— START —

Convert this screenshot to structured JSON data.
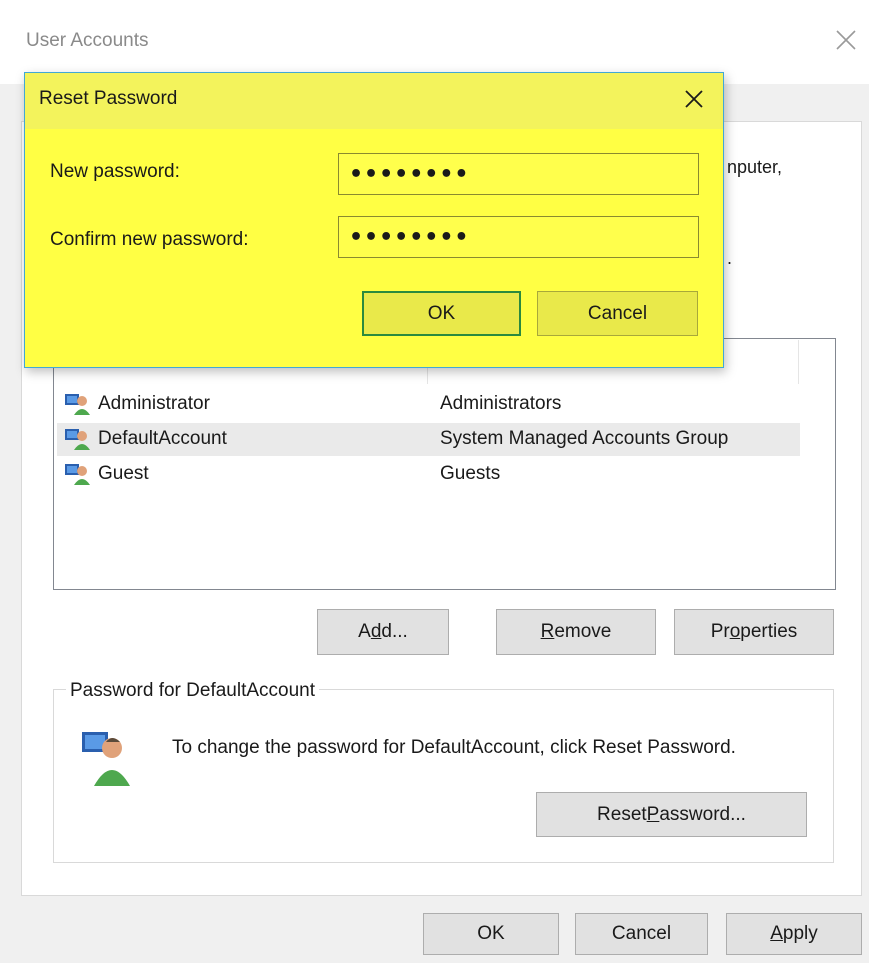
{
  "main_window": {
    "title": "User Accounts",
    "partial_text": {
      "line1": "nputer,",
      "line2": "."
    },
    "list": {
      "rows": [
        {
          "name": "Administrator",
          "group": "Administrators"
        },
        {
          "name": "DefaultAccount",
          "group": "System Managed Accounts Group"
        },
        {
          "name": "Guest",
          "group": "Guests"
        }
      ]
    },
    "buttons": {
      "add": {
        "pre": "A",
        "ul": "d",
        "post": "d..."
      },
      "remove": {
        "pre": "",
        "ul": "R",
        "post": "emove"
      },
      "properties": {
        "pre": "Pr",
        "ul": "o",
        "post": "perties"
      }
    },
    "password_group": {
      "label": "Password for DefaultAccount",
      "text": "To change the password for DefaultAccount, click Reset Password.",
      "reset_button": {
        "pre": "Reset ",
        "ul": "P",
        "post": "assword..."
      }
    },
    "footer": {
      "ok": "OK",
      "cancel": "Cancel",
      "apply": {
        "pre": "",
        "ul": "A",
        "post": "pply"
      }
    }
  },
  "reset_dialog": {
    "title": "Reset Password",
    "new_password_label": "New password:",
    "new_password_value": "••••••••",
    "confirm_password_label": "Confirm new password:",
    "confirm_password_value": "••••••••",
    "ok": "OK",
    "cancel": "Cancel",
    "colors": {
      "background": "#ffff44",
      "accent_border": "#41a8d6",
      "default_button_border": "#2b8a3e"
    }
  }
}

— END —

# TASK PROMPT
Every record above must be given again exactly; drop the pictures.

# TASK ANSWER
Convert this screenshot to structured JSON data.
{
  "main_window": {
    "title": "User Accounts",
    "partial_text": {
      "line1": "nputer,",
      "line2": "."
    },
    "list": {
      "rows": [
        {
          "name": "Administrator",
          "group": "Administrators"
        },
        {
          "name": "DefaultAccount",
          "group": "System Managed Accounts Group"
        },
        {
          "name": "Guest",
          "group": "Guests"
        }
      ]
    },
    "buttons": {
      "add": {
        "pre": "A",
        "ul": "d",
        "post": "d..."
      },
      "remove": {
        "pre": "",
        "ul": "R",
        "post": "emove"
      },
      "properties": {
        "pre": "Pr",
        "ul": "o",
        "post": "perties"
      }
    },
    "password_group": {
      "label": "Password for DefaultAccount",
      "text": "To change the password for DefaultAccount, click Reset Password.",
      "reset_button": {
        "pre": "Reset ",
        "ul": "P",
        "post": "assword..."
      }
    },
    "footer": {
      "ok": "OK",
      "cancel": "Cancel",
      "apply": {
        "pre": "",
        "ul": "A",
        "post": "pply"
      }
    }
  },
  "reset_dialog": {
    "title": "Reset Password",
    "new_password_label": "New password:",
    "new_password_value": "••••••••",
    "confirm_password_label": "Confirm new password:",
    "confirm_password_value": "••••••••",
    "ok": "OK",
    "cancel": "Cancel",
    "colors": {
      "background": "#ffff44",
      "accent_border": "#41a8d6",
      "default_button_border": "#2b8a3e"
    }
  }
}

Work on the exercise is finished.